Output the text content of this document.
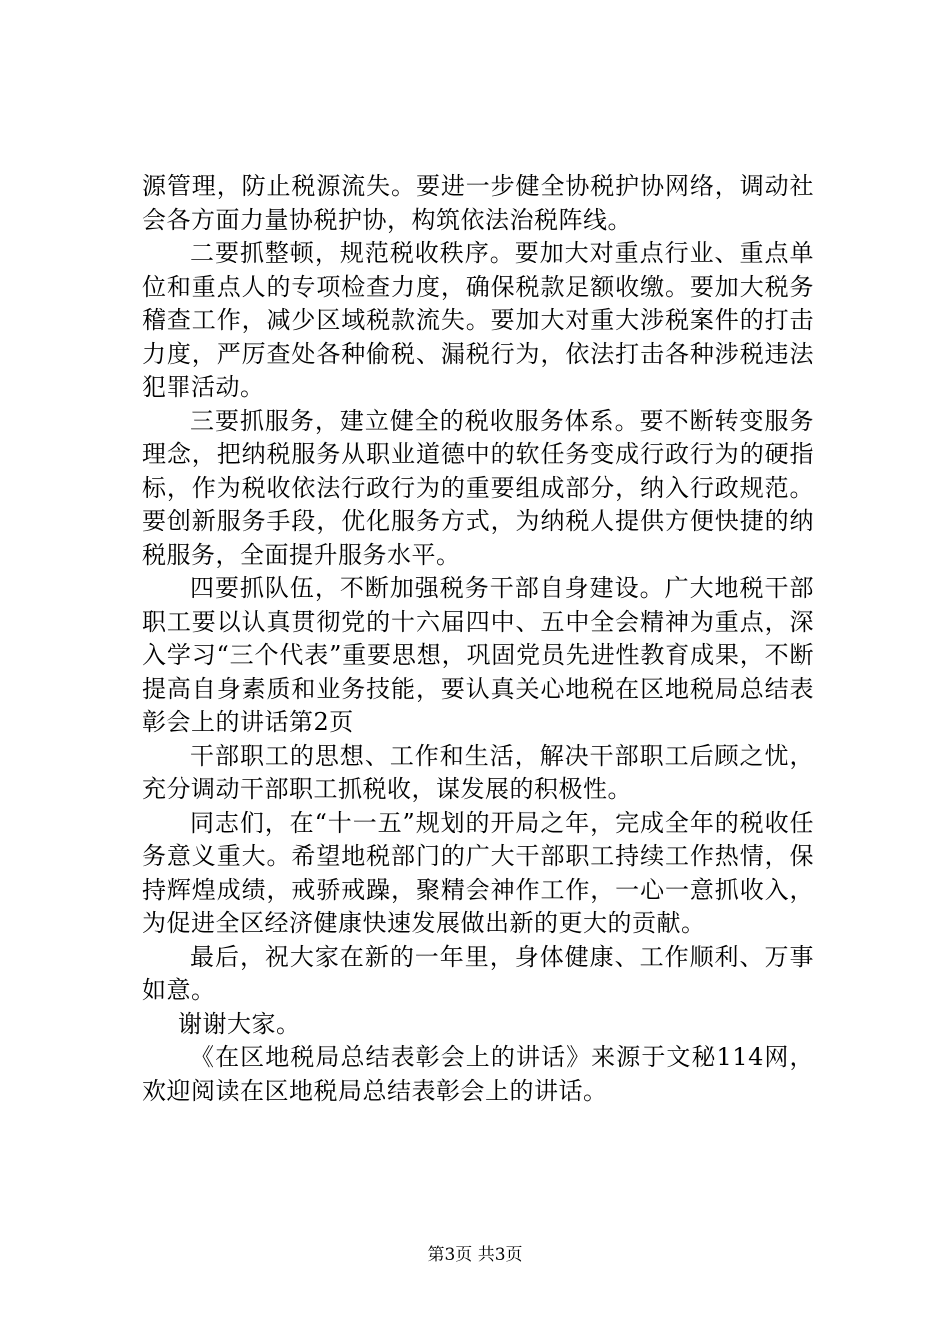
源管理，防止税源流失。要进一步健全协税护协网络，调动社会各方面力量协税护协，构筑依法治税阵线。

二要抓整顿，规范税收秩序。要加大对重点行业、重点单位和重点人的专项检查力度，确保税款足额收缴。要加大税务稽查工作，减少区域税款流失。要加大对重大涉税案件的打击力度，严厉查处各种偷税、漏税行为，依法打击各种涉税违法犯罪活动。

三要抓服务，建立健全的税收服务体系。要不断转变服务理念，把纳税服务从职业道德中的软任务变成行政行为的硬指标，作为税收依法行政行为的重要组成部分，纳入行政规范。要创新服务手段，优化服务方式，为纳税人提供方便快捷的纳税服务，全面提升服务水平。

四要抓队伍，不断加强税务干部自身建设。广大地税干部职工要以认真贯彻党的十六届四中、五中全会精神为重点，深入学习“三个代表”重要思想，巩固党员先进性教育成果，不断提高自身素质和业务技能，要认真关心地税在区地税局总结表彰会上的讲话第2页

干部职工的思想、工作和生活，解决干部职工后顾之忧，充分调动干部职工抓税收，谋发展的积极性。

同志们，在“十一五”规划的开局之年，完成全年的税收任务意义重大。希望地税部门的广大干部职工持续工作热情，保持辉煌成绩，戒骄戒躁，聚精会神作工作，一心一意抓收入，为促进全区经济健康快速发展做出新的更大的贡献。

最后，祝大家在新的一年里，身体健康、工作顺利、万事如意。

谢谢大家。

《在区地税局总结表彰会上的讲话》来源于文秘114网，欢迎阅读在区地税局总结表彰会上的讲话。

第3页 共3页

*Short task*:
Reproduce each line of the records exactly, and omit every picture.

*Response for this exercise*:
Output the text content of this document.
源管理，防止税源流失。要进一步健全协税护协网络，调动社会各方面力量协税护协，构筑依法治税阵线。

二要抓整顿，规范税收秩序。要加大对重点行业、重点单位和重点人的专项检查力度，确保税款足额收缴。要加大税务稽查工作，减少区域税款流失。要加大对重大涉税案件的打击力度，严厉查处各种偷税、漏税行为，依法打击各种涉税违法犯罪活动。

三要抓服务，建立健全的税收服务体系。要不断转变服务理念，把纳税服务从职业道德中的软任务变成行政行为的硬指标，作为税收依法行政行为的重要组成部分，纳入行政规范。要创新服务手段，优化服务方式，为纳税人提供方便快捷的纳税服务，全面提升服务水平。

四要抓队伍，不断加强税务干部自身建设。广大地税干部职工要以认真贯彻党的十六届四中、五中全会精神为重点，深入学习“三个代表”重要思想，巩固党员先进性教育成果，不断提高自身素质和业务技能，要认真关心地税在区地税局总结表彰会上的讲话第2页

干部职工的思想、工作和生活，解决干部职工后顾之忧，充分调动干部职工抓税收，谋发展的积极性。

同志们，在“十一五”规划的开局之年，完成全年的税收任务意义重大。希望地税部门的广大干部职工持续工作热情，保持辉煌成绩，戒骄戒躁，聚精会神作工作，一心一意抓收入，为促进全区经济健康快速发展做出新的更大的贡献。

最后，祝大家在新的一年里，身体健康、工作顺利、万事如意。

谢谢大家。

《在区地税局总结表彰会上的讲话》来源于文秘114网，欢迎阅读在区地税局总结表彰会上的讲话。

第3页 共3页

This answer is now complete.